§ **Stated problem**
Extract the complete listing and repeat it word for word.
** Start Input records **
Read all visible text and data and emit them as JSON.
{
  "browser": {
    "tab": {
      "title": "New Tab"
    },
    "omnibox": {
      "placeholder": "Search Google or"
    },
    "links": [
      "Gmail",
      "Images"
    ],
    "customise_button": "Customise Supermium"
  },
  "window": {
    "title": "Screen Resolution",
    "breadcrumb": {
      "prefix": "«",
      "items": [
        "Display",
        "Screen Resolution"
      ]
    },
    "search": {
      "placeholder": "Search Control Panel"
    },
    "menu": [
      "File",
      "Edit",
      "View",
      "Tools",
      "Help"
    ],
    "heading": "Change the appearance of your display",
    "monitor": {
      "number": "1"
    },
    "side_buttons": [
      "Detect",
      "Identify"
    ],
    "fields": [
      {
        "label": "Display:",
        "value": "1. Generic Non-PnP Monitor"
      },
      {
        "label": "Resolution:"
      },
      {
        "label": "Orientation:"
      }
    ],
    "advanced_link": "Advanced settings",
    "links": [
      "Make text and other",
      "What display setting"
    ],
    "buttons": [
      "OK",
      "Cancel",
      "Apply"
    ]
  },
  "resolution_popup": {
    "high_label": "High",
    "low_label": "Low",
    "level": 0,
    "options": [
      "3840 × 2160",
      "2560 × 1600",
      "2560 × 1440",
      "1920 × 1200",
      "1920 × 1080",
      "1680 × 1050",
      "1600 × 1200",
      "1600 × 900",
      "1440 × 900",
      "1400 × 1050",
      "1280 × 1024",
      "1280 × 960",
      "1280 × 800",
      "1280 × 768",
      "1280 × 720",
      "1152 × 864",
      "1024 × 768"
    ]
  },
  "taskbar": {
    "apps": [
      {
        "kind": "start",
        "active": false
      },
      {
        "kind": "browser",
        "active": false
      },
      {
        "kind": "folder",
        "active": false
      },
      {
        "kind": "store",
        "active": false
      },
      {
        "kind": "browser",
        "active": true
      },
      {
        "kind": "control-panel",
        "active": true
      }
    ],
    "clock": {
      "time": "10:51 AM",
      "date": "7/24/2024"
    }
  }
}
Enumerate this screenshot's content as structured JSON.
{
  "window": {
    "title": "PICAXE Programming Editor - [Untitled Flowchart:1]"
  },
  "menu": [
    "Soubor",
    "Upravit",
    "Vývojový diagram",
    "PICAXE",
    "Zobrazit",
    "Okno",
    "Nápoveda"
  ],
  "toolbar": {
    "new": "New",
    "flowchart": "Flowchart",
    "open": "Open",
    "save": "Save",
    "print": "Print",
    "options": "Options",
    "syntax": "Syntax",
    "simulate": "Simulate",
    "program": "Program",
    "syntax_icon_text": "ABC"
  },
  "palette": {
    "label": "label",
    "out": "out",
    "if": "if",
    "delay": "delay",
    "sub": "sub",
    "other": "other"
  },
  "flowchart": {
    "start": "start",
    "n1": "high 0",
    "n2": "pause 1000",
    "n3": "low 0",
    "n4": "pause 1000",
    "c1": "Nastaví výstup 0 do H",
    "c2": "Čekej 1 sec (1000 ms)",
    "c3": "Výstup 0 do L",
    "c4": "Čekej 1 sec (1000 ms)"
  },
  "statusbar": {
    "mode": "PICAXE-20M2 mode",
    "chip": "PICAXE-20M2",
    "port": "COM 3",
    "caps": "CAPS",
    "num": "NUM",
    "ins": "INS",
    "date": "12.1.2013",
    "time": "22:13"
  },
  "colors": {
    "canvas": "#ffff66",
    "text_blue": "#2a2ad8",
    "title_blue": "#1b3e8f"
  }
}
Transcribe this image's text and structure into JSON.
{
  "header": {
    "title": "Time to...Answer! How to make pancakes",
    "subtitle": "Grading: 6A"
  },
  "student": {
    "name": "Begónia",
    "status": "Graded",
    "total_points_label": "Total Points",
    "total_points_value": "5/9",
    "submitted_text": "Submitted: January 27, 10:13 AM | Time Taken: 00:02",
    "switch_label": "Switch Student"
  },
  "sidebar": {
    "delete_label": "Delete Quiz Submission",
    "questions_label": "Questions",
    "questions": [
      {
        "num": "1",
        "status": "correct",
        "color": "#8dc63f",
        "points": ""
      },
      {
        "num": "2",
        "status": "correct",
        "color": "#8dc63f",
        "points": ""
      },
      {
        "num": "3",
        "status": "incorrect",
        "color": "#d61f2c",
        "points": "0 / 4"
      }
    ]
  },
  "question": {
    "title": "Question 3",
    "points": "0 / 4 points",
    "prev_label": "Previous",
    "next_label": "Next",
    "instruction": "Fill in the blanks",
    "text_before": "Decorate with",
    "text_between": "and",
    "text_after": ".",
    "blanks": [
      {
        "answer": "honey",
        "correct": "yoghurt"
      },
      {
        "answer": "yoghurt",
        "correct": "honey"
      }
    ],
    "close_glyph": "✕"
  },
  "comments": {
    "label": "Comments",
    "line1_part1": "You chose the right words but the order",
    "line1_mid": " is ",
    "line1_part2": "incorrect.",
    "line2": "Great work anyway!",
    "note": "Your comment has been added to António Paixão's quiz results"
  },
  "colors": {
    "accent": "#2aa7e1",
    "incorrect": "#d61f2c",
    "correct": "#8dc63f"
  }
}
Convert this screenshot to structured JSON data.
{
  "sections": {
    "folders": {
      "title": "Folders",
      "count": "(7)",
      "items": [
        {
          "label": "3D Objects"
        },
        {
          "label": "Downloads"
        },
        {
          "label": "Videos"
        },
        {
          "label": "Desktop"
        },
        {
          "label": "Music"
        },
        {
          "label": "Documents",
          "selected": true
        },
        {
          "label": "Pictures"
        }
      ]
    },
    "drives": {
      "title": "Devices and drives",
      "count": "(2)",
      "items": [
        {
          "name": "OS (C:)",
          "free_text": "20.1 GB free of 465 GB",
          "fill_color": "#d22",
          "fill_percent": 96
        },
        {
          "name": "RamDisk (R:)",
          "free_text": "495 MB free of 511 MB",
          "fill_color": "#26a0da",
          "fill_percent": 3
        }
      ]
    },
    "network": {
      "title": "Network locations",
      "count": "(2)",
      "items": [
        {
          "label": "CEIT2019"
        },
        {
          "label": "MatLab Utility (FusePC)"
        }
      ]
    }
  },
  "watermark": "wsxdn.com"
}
** End Input records **
§ **Result for this task**
Read all visible text and data and emit them as JSON.
{
  "browser": {
    "tab": {
      "title": "New Tab"
    },
    "omnibox": {
      "placeholder": "Search Google or"
    },
    "links": [
      "Gmail",
      "Images"
    ],
    "customise_button": "Customise Supermium"
  },
  "window": {
    "title": "Screen Resolution",
    "breadcrumb": {
      "prefix": "«",
      "items": [
        "Display",
        "Screen Resolution"
      ]
    },
    "search": {
      "placeholder": "Search Control Panel"
    },
    "menu": [
      "File",
      "Edit",
      "View",
      "Tools",
      "Help"
    ],
    "heading": "Change the appearance of your display",
    "monitor": {
      "number": "1"
    },
    "side_buttons": [
      "Detect",
      "Identify"
    ],
    "fields": [
      {
        "label": "Display:",
        "value": "1. Generic Non-PnP Monitor"
      },
      {
        "label": "Resolution:"
      },
      {
        "label": "Orientation:"
      }
    ],
    "advanced_link": "Advanced settings",
    "links": [
      "Make text and other",
      "What display setting"
    ],
    "buttons": [
      "OK",
      "Cancel",
      "Apply"
    ]
  },
  "resolution_popup": {
    "high_label": "High",
    "low_label": "Low",
    "level": 0,
    "options": [
      "3840 × 2160",
      "2560 × 1600",
      "2560 × 1440",
      "1920 × 1200",
      "1920 × 1080",
      "1680 × 1050",
      "1600 × 1200",
      "1600 × 900",
      "1440 × 900",
      "1400 × 1050",
      "1280 × 1024",
      "1280 × 960",
      "1280 × 800",
      "1280 × 768",
      "1280 × 720",
      "1152 × 864",
      "1024 × 768"
    ]
  },
  "taskbar": {
    "apps": [
      {
        "kind": "start",
        "active": false
      },
      {
        "kind": "browser",
        "active": false
      },
      {
        "kind": "folder",
        "active": false
      },
      {
        "kind": "store",
        "active": false
      },
      {
        "kind": "browser",
        "active": true
      },
      {
        "kind": "control-panel",
        "active": true
      }
    ],
    "clock": {
      "time": "10:51 AM",
      "date": "7/24/2024"
    }
  }
}
Enumerate this screenshot's content as structured JSON.
{
  "window": {
    "title": "PICAXE Programming Editor - [Untitled Flowchart:1]"
  },
  "menu": [
    "Soubor",
    "Upravit",
    "Vývojový diagram",
    "PICAXE",
    "Zobrazit",
    "Okno",
    "Nápoveda"
  ],
  "toolbar": {
    "new": "New",
    "flowchart": "Flowchart",
    "open": "Open",
    "save": "Save",
    "print": "Print",
    "options": "Options",
    "syntax": "Syntax",
    "simulate": "Simulate",
    "program": "Program",
    "syntax_icon_text": "ABC"
  },
  "palette": {
    "label": "label",
    "out": "out",
    "if": "if",
    "delay": "delay",
    "sub": "sub",
    "other": "other"
  },
  "flowchart": {
    "start": "start",
    "n1": "high 0",
    "n2": "pause 1000",
    "n3": "low 0",
    "n4": "pause 1000",
    "c1": "Nastaví výstup 0 do H",
    "c2": "Čekej 1 sec (1000 ms)",
    "c3": "Výstup 0 do L",
    "c4": "Čekej 1 sec (1000 ms)"
  },
  "statusbar": {
    "mode": "PICAXE-20M2 mode",
    "chip": "PICAXE-20M2",
    "port": "COM 3",
    "caps": "CAPS",
    "num": "NUM",
    "ins": "INS",
    "date": "12.1.2013",
    "time": "22:13"
  },
  "colors": {
    "canvas": "#ffff66",
    "text_blue": "#2a2ad8",
    "title_blue": "#1b3e8f"
  }
}
Transcribe this image's text and structure into JSON.
{
  "header": {
    "title": "Time to...Answer! How to make pancakes",
    "subtitle": "Grading: 6A"
  },
  "student": {
    "name": "Begónia",
    "status": "Graded",
    "total_points_label": "Total Points",
    "total_points_value": "5/9",
    "submitted_text": "Submitted: January 27, 10:13 AM | Time Taken: 00:02",
    "switch_label": "Switch Student"
  },
  "sidebar": {
    "delete_label": "Delete Quiz Submission",
    "questions_label": "Questions",
    "questions": [
      {
        "num": "1",
        "status": "correct",
        "color": "#8dc63f",
        "points": ""
      },
      {
        "num": "2",
        "status": "correct",
        "color": "#8dc63f",
        "points": ""
      },
      {
        "num": "3",
        "status": "incorrect",
        "color": "#d61f2c",
        "points": "0 / 4"
      }
    ]
  },
  "question": {
    "title": "Question 3",
    "points": "0 / 4 points",
    "prev_label": "Previous",
    "next_label": "Next",
    "instruction": "Fill in the blanks",
    "text_before": "Decorate with",
    "text_between": "and",
    "text_after": ".",
    "blanks": [
      {
        "answer": "honey",
        "correct": "yoghurt"
      },
      {
        "answer": "yoghurt",
        "correct": "honey"
      }
    ],
    "close_glyph": "✕"
  },
  "comments": {
    "label": "Comments",
    "line1_part1": "You chose the right words but the order",
    "line1_mid": " is ",
    "line1_part2": "incorrect.",
    "line2": "Great work anyway!",
    "note": "Your comment has been added to António Paixão's quiz results"
  },
  "colors": {
    "accent": "#2aa7e1",
    "incorrect": "#d61f2c",
    "correct": "#8dc63f"
  }
}
Convert this screenshot to structured JSON data.
{
  "sections": {
    "folders": {
      "title": "Folders",
      "count": "(7)",
      "items": [
        {
          "label": "3D Objects"
        },
        {
          "label": "Downloads"
        },
        {
          "label": "Videos"
        },
        {
          "label": "Desktop"
        },
        {
          "label": "Music"
        },
        {
          "label": "Documents",
          "selected": true
        },
        {
          "label": "Pictures"
        }
      ]
    },
    "drives": {
      "title": "Devices and drives",
      "count": "(2)",
      "items": [
        {
          "name": "OS (C:)",
          "free_text": "20.1 GB free of 465 GB",
          "fill_color": "#d22",
          "fill_percent": 96
        },
        {
          "name": "RamDisk (R:)",
          "free_text": "495 MB free of 511 MB",
          "fill_color": "#26a0da",
          "fill_percent": 3
        }
      ]
    },
    "network": {
      "title": "Network locations",
      "count": "(2)",
      "items": [
        {
          "label": "CEIT2019"
        },
        {
          "label": "MatLab Utility (FusePC)"
        }
      ]
    }
  },
  "watermark": "wsxdn.com"
}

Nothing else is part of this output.